**本文**.
---

足の血流は痛みが出る強度まで運動することで改善する
動脈硬化は血管が老化することです。老化した血管は硬くなり、次第に細くなっていきます。心臓を栄養する血管が動脈硬化によって狭くなり、最終的に詰まってしまうのが心筋梗塞という病気で、同じことが脳の血管に起こると、脳梗塞になります。こうした変化は心臓や脳にだけ起こることではありません。
歩き始めには何も症状がなくても、しばらく歩くと足が痛くなって、それ以上歩けなくなり、休むとその症状が良くなることがあります。これを間欠性跛行と医療用語では呼んでいて、足の血管に動脈硬化が起こり、血管が狭くなることによって起こります。
進行すると、皮膚の色が悪くなり、潰瘍ができ、足を切断しないといけなくなることもあるのです。この病気が悪化する前であれば、運動をして血流を改善することにより、歩ける距離を長くすることができます。ただ、そこには少しコツがあるのです。

---

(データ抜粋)

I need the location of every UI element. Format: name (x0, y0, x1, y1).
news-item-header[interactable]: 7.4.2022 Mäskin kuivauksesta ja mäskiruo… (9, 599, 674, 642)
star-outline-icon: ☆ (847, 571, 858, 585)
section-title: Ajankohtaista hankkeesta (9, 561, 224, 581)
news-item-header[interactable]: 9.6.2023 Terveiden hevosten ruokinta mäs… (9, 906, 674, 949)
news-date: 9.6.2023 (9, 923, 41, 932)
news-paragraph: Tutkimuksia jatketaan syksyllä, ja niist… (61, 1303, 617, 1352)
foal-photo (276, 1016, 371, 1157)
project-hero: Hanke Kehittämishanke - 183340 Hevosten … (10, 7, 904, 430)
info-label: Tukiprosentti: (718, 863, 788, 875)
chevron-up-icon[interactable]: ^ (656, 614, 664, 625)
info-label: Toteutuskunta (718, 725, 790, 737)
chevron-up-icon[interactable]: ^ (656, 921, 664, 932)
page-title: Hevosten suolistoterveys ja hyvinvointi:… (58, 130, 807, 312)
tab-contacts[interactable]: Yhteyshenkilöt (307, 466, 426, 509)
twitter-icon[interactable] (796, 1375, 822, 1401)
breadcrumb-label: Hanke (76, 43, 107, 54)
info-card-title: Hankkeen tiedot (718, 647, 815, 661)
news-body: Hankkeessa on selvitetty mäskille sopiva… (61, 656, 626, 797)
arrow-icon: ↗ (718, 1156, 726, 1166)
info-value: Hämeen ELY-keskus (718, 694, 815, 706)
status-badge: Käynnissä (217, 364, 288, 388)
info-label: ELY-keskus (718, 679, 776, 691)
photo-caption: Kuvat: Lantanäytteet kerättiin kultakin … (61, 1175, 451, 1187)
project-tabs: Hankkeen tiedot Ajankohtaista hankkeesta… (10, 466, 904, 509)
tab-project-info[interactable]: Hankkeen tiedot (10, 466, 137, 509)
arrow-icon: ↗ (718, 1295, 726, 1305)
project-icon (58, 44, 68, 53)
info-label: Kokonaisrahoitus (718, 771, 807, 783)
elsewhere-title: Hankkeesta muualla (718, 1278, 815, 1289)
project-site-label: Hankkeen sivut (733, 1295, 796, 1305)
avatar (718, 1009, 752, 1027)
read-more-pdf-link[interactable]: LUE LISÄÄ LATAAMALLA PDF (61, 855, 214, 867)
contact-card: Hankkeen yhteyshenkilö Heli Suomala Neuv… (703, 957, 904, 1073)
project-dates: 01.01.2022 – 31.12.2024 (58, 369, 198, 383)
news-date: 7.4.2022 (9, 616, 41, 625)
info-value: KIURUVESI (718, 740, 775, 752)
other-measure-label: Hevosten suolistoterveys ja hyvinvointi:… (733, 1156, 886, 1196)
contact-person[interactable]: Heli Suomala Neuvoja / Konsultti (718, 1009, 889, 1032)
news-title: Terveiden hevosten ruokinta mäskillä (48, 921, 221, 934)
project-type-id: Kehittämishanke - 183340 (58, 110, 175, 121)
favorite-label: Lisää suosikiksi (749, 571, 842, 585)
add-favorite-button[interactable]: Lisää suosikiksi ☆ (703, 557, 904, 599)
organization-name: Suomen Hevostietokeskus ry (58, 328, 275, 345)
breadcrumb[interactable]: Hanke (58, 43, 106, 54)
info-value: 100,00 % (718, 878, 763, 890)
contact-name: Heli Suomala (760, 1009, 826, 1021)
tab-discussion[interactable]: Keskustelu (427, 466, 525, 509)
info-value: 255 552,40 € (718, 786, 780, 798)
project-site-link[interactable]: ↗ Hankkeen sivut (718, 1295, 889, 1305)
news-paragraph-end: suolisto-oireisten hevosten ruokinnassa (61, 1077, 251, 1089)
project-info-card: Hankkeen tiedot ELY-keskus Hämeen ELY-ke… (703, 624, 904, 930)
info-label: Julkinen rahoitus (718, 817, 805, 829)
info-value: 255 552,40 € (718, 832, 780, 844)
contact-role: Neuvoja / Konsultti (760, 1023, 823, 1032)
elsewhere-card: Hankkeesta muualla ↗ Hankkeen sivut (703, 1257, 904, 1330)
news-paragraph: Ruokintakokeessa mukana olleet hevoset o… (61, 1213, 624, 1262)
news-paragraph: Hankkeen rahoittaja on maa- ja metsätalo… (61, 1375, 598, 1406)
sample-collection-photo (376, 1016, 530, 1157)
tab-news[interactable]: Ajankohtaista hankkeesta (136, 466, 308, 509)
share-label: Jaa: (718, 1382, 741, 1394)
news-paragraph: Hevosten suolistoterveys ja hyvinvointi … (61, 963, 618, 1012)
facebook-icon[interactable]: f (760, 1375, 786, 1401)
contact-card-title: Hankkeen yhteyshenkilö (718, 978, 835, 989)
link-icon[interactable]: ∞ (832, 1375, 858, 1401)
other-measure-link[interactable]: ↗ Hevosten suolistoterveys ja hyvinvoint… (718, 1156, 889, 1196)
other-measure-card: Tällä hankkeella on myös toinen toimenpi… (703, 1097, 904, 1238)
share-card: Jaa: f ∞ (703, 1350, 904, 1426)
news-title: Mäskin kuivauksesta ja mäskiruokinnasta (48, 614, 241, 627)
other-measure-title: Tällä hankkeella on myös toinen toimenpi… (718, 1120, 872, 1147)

---

上にある足の血流と運動についての文章を、最後の文の後から書き継いでください。

**回答**.
今年の米国医師会雑誌に掲載された論文によると、足の動脈硬化で歩くと痛みの出る患者さんに、痛みの出る強度まで運動してもらうと、1年で30メートル以上も歩ける距離が長くなりました。
しかし、痛みが出るまで運動しないと、むしろ歩ける距離は短くなっていたのです。
これはもちろん自己流では駄目で、お医者さんで診断を受け専門家の指導の下で行う必要がありますが、運動はこの病気には最も有効な治療法なのです。